* **Set exercise**: Go through the material below and copy all lines with "комн".

======== Data for this task ========

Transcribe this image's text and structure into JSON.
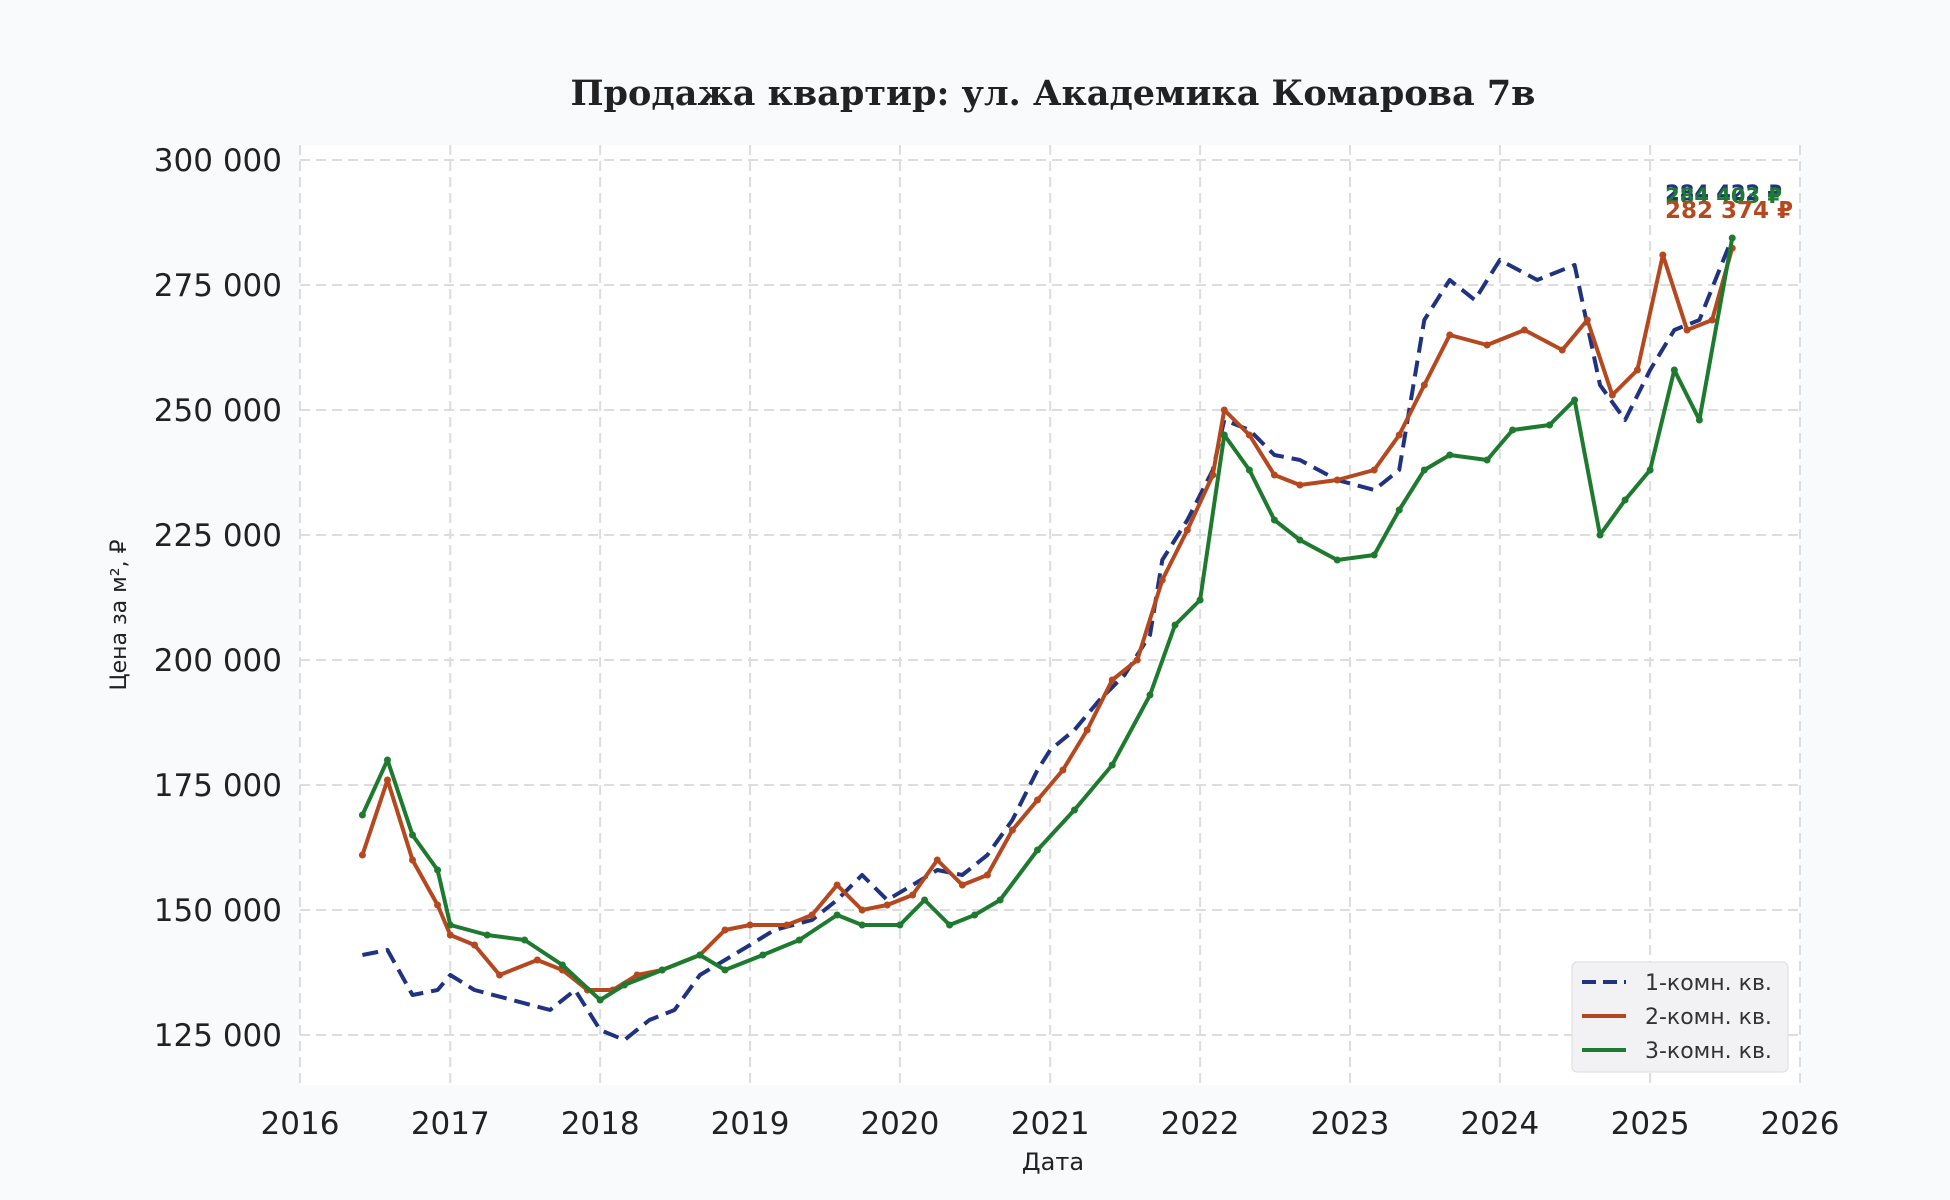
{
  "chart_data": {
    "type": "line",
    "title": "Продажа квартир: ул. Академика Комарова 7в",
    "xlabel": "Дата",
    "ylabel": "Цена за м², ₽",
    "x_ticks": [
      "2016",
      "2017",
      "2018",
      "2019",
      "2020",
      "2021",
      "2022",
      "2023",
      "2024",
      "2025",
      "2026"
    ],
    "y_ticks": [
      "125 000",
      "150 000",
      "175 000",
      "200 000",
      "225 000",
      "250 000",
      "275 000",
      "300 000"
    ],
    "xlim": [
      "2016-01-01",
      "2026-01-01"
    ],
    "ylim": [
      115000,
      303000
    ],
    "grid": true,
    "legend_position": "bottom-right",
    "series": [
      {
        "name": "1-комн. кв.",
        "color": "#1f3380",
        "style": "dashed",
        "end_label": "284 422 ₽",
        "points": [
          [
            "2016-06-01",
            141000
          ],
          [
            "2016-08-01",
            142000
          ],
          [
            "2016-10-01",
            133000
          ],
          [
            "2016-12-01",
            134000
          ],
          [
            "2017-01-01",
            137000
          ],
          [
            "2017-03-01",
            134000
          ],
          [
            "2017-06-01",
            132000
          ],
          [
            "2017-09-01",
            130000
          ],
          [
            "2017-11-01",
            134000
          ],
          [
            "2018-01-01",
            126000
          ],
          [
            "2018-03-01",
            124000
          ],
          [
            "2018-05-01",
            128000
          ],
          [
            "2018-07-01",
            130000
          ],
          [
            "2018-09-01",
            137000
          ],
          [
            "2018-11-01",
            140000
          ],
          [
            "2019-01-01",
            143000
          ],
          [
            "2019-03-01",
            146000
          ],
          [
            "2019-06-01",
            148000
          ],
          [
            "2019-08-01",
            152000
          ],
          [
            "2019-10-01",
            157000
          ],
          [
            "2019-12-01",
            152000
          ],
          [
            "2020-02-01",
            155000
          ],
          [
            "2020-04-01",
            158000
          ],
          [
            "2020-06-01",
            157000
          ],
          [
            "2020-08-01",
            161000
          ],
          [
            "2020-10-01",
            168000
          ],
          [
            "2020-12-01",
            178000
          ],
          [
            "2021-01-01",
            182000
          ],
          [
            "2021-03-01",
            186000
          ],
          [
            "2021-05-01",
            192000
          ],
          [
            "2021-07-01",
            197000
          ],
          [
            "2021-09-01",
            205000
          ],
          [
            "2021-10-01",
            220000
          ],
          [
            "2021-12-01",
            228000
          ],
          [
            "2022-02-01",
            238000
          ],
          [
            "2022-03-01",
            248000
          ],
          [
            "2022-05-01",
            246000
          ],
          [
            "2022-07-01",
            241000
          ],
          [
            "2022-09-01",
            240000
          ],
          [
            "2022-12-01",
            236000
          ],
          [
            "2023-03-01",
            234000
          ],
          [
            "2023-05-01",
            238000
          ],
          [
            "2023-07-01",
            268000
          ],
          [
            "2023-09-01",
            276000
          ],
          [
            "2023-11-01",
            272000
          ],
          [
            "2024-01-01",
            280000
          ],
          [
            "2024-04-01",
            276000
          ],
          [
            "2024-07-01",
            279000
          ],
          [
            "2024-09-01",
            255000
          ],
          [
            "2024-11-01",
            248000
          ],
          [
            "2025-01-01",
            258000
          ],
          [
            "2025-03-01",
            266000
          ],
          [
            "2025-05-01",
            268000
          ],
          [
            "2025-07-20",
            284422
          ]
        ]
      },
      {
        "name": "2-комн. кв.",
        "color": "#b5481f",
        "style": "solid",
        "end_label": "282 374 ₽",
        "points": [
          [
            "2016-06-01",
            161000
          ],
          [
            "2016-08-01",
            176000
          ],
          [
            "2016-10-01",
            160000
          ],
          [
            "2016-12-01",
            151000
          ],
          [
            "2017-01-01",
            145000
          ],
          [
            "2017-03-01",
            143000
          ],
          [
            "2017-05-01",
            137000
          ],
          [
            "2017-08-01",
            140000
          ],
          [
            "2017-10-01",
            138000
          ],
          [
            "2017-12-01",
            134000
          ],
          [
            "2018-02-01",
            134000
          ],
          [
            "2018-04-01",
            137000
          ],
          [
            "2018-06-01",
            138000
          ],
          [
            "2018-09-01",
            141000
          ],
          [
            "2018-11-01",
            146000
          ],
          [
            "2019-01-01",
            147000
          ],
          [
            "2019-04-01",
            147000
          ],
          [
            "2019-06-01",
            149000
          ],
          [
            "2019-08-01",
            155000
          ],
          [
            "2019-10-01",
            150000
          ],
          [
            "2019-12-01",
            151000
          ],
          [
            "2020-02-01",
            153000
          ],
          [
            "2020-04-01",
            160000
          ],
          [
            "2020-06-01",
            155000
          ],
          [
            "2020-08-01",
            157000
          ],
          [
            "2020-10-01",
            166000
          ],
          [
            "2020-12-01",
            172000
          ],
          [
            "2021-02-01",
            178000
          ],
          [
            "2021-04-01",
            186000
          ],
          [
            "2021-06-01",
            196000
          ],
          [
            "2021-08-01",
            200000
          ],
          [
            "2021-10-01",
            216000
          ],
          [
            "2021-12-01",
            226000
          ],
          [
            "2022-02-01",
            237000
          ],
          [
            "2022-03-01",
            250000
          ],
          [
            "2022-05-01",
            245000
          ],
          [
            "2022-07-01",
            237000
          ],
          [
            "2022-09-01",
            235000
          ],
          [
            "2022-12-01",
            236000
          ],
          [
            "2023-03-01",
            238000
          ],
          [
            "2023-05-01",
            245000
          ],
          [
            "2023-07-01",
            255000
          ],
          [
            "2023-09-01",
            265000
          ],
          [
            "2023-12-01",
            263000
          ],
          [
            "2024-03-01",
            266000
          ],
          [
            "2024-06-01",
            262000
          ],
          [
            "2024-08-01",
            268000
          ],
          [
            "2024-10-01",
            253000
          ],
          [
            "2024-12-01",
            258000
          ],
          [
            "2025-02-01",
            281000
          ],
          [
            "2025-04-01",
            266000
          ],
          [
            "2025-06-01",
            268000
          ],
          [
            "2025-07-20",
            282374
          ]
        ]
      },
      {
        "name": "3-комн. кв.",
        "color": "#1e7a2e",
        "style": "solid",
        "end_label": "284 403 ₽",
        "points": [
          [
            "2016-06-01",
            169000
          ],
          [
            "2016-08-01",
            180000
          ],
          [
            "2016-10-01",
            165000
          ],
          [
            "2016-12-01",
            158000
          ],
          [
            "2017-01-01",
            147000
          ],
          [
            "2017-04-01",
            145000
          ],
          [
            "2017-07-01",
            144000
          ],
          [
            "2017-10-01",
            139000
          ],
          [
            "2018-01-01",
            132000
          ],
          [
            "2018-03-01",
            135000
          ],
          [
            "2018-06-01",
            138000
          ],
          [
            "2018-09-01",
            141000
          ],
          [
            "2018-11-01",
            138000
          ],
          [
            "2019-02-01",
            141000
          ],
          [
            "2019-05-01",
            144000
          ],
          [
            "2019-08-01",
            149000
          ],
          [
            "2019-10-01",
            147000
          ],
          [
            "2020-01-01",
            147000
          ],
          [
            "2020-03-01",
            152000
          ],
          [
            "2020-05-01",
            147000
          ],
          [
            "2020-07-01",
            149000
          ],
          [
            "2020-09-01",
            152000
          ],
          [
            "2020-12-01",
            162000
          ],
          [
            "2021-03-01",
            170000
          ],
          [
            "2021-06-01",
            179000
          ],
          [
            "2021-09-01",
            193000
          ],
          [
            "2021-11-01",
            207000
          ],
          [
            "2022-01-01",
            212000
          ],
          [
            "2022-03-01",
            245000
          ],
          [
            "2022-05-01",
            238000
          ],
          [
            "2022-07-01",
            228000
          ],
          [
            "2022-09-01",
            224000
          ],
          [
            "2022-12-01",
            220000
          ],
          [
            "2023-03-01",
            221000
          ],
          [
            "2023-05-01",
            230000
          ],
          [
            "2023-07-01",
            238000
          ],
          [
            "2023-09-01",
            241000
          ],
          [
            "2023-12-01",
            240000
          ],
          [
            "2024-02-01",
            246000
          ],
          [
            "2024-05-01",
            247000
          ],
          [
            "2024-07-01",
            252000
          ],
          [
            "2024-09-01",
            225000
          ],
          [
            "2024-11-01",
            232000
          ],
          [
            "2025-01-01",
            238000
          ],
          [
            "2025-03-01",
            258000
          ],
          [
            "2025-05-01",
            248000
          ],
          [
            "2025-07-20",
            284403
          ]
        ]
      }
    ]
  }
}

========

* **Expected answer**:
        "name": "1-комн. кв.",
        "name": "2-комн. кв.",
        "name": "3-комн. кв.",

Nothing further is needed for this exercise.